Task prompt: Copy each line of the data below exactly, leaving out pictures.

(Dataset excerpt)
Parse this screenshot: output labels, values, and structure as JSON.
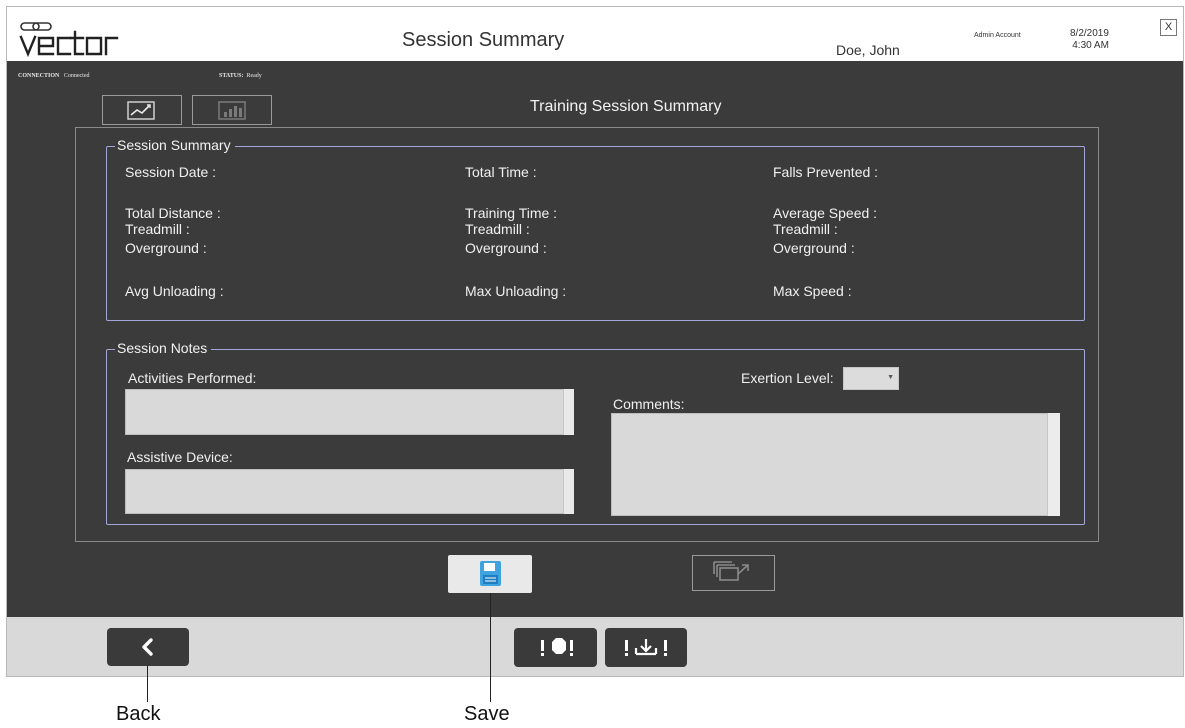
{
  "header": {
    "logo_text": "vector",
    "title": "Session Summary",
    "user_name": "Doe, John",
    "account": "Admin Account",
    "date": "8/2/2019",
    "time": "4:30 AM",
    "close_label": "X"
  },
  "status_bar": {
    "connection_label": "CONNECTION",
    "connection_value": "Connected",
    "status_label": "STATUS:",
    "status_value": "Ready"
  },
  "view_toggle": {
    "items": [
      {
        "name": "line-chart-view",
        "icon": "line-chart-icon"
      },
      {
        "name": "bar-chart-view",
        "icon": "bar-chart-icon"
      }
    ]
  },
  "main": {
    "subtitle": "Training Session Summary"
  },
  "session_summary": {
    "legend": "Session Summary",
    "session_date": "Session Date :",
    "total_time": "Total Time :",
    "falls_prevented": "Falls Prevented :",
    "total_distance": "Total Distance :",
    "training_time": "Training Time :",
    "average_speed": "Average Speed :",
    "treadmill": "Treadmill :",
    "overground": "Overground :",
    "avg_unloading": "Avg Unloading :",
    "max_unloading": "Max Unloading :",
    "max_speed": "Max Speed :"
  },
  "session_notes": {
    "legend": "Session Notes",
    "activities_label": "Activities Performed:",
    "activities_value": "",
    "assistive_label": "Assistive Device:",
    "assistive_value": "",
    "exertion_label": "Exertion Level:",
    "exertion_value": "",
    "comments_label": "Comments:",
    "comments_value": ""
  },
  "actions": {
    "save_icon": "floppy-disk-icon",
    "export_icon": "export-icon"
  },
  "footer": {
    "back_icon": "chevron-left-icon",
    "stop_icon": "emergency-stop-icon",
    "unload_icon": "unload-icon"
  },
  "annotations": {
    "back_label": "Back",
    "save_label": "Save"
  },
  "colors": {
    "background_dark": "#3b3b3b",
    "groupbox_border": "#a4a6d8",
    "save_icon": "#3fa3e0",
    "footer_bg": "#d9d9d9"
  }
}
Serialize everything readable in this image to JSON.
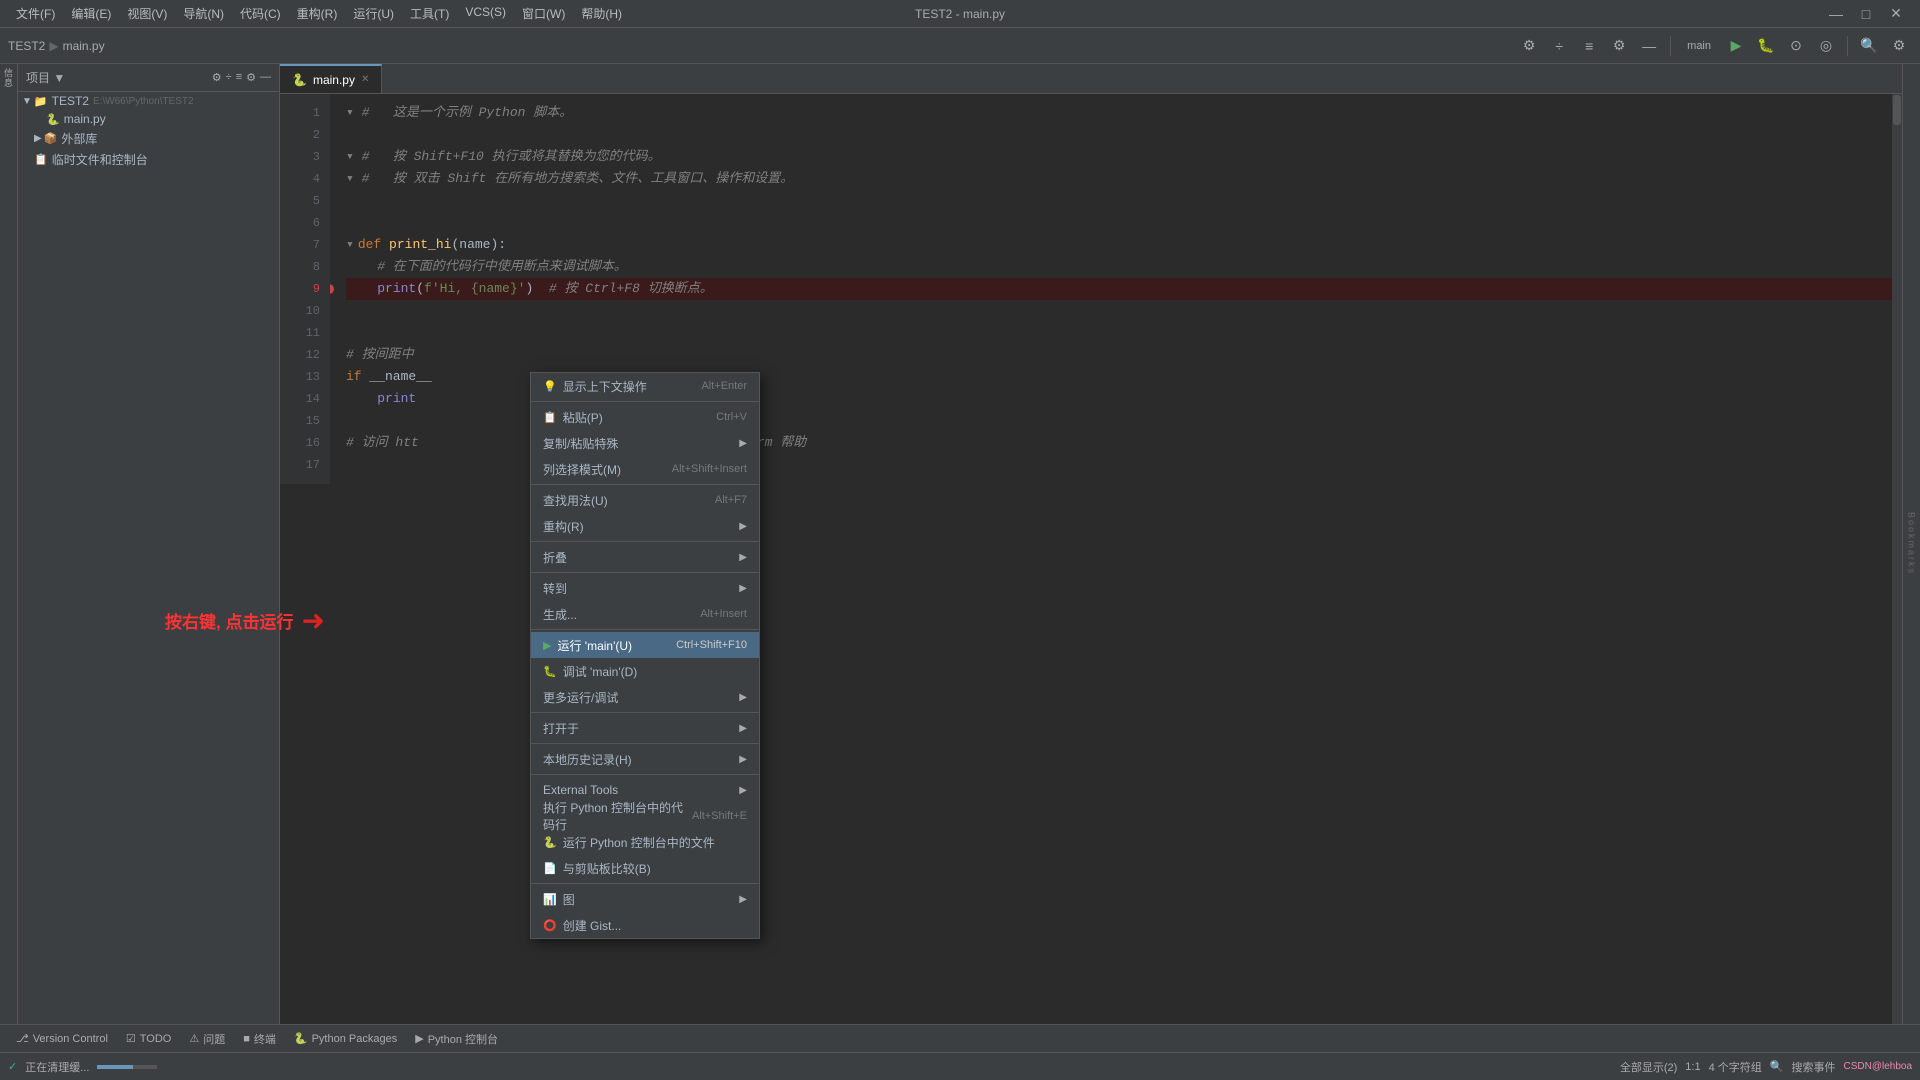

Response:
Parse this screenshot: output labels, values, and structure as JSON.
{
  "header": {
    "logo_text": "vector",
    "title": "Session Summary",
    "user_name": "Doe, John",
    "account": "Admin Account",
    "date": "8/2/2019",
    "time": "4:30 AM",
    "close_label": "X"
  },
  "status_bar": {
    "connection_label": "CONNECTION",
    "connection_value": "Connected",
    "status_label": "STATUS:",
    "status_value": "Ready"
  },
  "view_toggle": {
    "items": [
      {
        "name": "line-chart-view",
        "icon": "line-chart-icon"
      },
      {
        "name": "bar-chart-view",
        "icon": "bar-chart-icon"
      }
    ]
  },
  "main": {
    "subtitle": "Training Session Summary"
  },
  "session_summary": {
    "legend": "Session Summary",
    "session_date": "Session Date :",
    "total_time": "Total Time :",
    "falls_prevented": "Falls Prevented :",
    "total_distance": "Total Distance :",
    "training_time": "Training Time :",
    "average_speed": "Average Speed :",
    "treadmill": "Treadmill :",
    "overground": "Overground :",
    "avg_unloading": "Avg Unloading :",
    "max_unloading": "Max Unloading :",
    "max_speed": "Max Speed :"
  },
  "session_notes": {
    "legend": "Session Notes",
    "activities_label": "Activities Performed:",
    "activities_value": "",
    "assistive_label": "Assistive Device:",
    "assistive_value": "",
    "exertion_label": "Exertion Level:",
    "exertion_value": "",
    "comments_label": "Comments:",
    "comments_value": ""
  },
  "actions": {
    "save_icon": "floppy-disk-icon",
    "export_icon": "export-icon"
  },
  "footer": {
    "back_icon": "chevron-left-icon",
    "stop_icon": "emergency-stop-icon",
    "unload_icon": "unload-icon"
  },
  "annotations": {
    "back_label": "Back",
    "save_label": "Save"
  },
  "colors": {
    "background_dark": "#3b3b3b",
    "groupbox_border": "#a4a6d8",
    "save_icon": "#3fa3e0",
    "footer_bg": "#d9d9d9"
  }
}
Serialize everything readable in this image to JSON.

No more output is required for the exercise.